⟨

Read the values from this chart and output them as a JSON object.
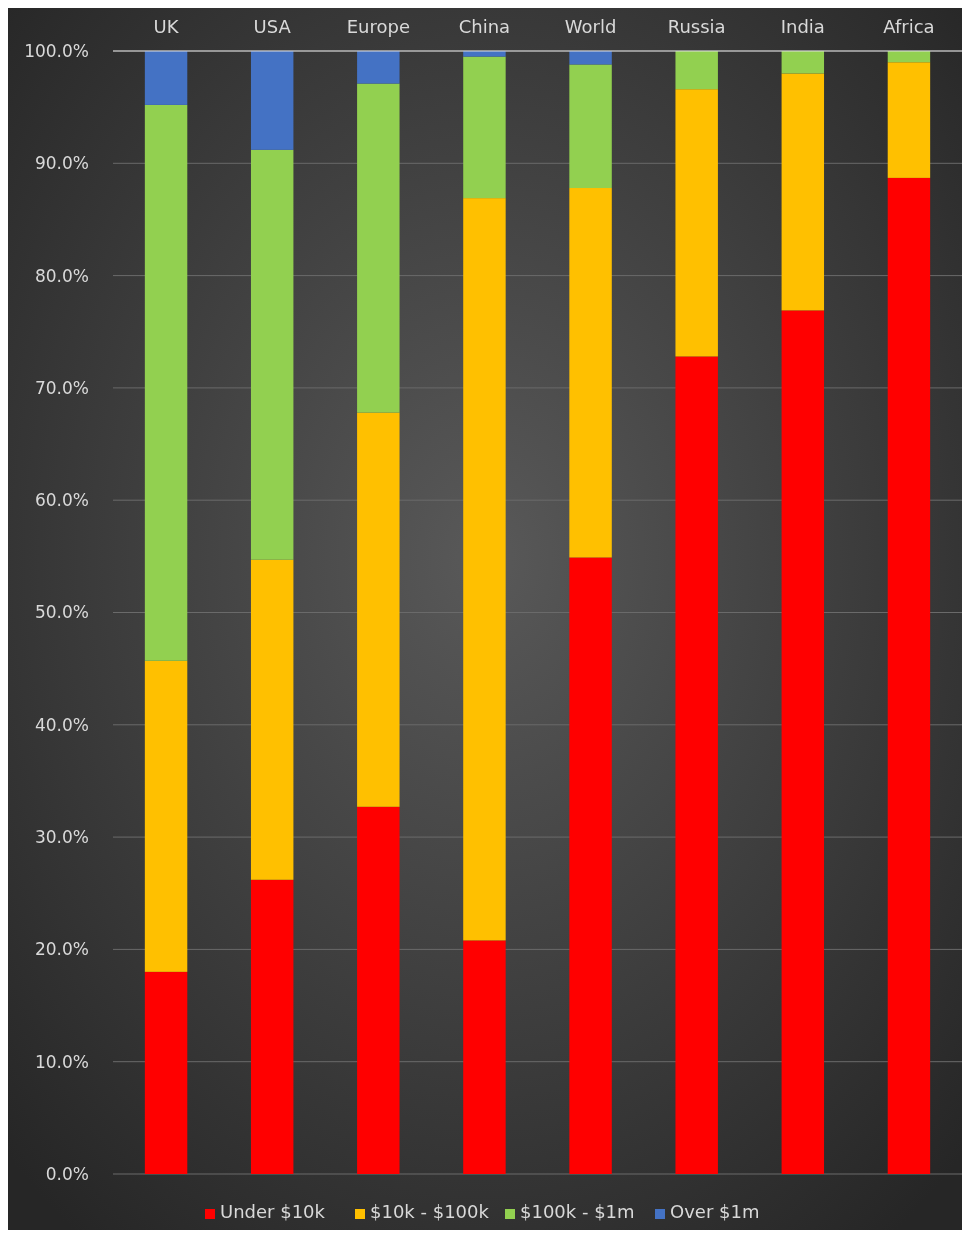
{
  "chart_data": {
    "type": "bar",
    "stacked": true,
    "categories": [
      "UK",
      "USA",
      "Europe",
      "China",
      "World",
      "Russia",
      "India",
      "Africa"
    ],
    "series": [
      {
        "name": "Under $10k",
        "color": "#ff0000",
        "values": [
          18.0,
          26.2,
          32.7,
          20.8,
          54.9,
          72.8,
          76.9,
          88.7
        ]
      },
      {
        "name": "$10k - $100k",
        "color": "#ffc000",
        "values": [
          27.7,
          28.5,
          35.1,
          66.1,
          32.9,
          23.8,
          21.1,
          10.3
        ]
      },
      {
        "name": "$100k - $1m",
        "color": "#92d050",
        "values": [
          49.5,
          36.5,
          29.3,
          12.6,
          11.0,
          3.4,
          2.0,
          1.0
        ]
      },
      {
        "name": "Over $1m",
        "color": "#4472c4",
        "values": [
          4.8,
          8.8,
          2.9,
          0.5,
          1.2,
          0,
          0,
          0
        ]
      }
    ],
    "ylim": [
      0,
      100
    ],
    "yticks": [
      {
        "value": 0,
        "label": "0.0%"
      },
      {
        "value": 10,
        "label": "10.0%"
      },
      {
        "value": 20,
        "label": "20.0%"
      },
      {
        "value": 30,
        "label": "30.0%"
      },
      {
        "value": 40,
        "label": "40.0%"
      },
      {
        "value": 50,
        "label": "50.0%"
      },
      {
        "value": 60,
        "label": "60.0%"
      },
      {
        "value": 70,
        "label": "70.0%"
      },
      {
        "value": 80,
        "label": "80.0%"
      },
      {
        "value": 90,
        "label": "90.0%"
      },
      {
        "value": 100,
        "label": "100.0%"
      }
    ],
    "grid": "y",
    "legend": "bottom"
  }
}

⟩

AIM: In the entries above, find each line with the word "color" and show it.

SOLUTION FOR THIS EXERCISE:
        "color": "#ff0000",
        "color": "#ffc000",
        "color": "#92d050",
        "color": "#4472c4",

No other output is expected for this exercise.